--- START Records for the task ---
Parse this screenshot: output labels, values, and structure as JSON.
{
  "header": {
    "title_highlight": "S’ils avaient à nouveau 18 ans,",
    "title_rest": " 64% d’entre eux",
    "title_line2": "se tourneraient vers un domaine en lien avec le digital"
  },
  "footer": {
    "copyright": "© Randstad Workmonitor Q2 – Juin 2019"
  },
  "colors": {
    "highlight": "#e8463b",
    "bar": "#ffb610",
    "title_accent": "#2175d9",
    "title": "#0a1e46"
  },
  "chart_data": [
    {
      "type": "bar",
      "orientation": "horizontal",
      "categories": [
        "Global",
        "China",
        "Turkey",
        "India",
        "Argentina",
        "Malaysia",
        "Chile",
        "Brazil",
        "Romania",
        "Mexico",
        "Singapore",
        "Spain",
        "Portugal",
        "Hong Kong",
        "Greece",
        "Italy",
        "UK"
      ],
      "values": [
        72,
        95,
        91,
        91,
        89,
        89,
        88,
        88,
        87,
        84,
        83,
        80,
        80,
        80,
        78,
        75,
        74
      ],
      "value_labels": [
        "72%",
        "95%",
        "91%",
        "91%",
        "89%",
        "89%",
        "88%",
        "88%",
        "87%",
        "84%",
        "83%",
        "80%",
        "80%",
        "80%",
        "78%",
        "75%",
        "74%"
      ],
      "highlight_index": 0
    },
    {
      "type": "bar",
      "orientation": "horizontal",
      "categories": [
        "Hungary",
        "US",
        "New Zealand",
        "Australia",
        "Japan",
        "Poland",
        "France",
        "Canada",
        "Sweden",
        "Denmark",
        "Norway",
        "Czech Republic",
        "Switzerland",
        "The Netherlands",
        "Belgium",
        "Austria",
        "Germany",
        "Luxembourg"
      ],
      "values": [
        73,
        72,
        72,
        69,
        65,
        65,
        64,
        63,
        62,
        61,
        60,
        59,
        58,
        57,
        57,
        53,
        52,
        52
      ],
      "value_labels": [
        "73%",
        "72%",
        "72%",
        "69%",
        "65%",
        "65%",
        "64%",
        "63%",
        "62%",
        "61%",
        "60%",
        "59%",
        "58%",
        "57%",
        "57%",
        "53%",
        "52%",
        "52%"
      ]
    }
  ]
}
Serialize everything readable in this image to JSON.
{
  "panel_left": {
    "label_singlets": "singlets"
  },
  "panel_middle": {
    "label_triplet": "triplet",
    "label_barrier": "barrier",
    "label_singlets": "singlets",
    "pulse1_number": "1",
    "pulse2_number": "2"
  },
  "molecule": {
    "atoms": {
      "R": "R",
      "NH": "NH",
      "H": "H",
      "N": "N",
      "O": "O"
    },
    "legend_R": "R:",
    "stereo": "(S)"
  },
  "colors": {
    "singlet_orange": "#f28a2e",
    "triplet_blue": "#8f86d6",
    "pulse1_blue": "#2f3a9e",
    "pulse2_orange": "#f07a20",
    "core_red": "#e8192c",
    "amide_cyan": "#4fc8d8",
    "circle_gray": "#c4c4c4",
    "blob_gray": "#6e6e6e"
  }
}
--- END Records for the task ---
**Task goal**
Tally the lines in the records above that contain the word "this", and give only that number.

**Answer to the problem**
2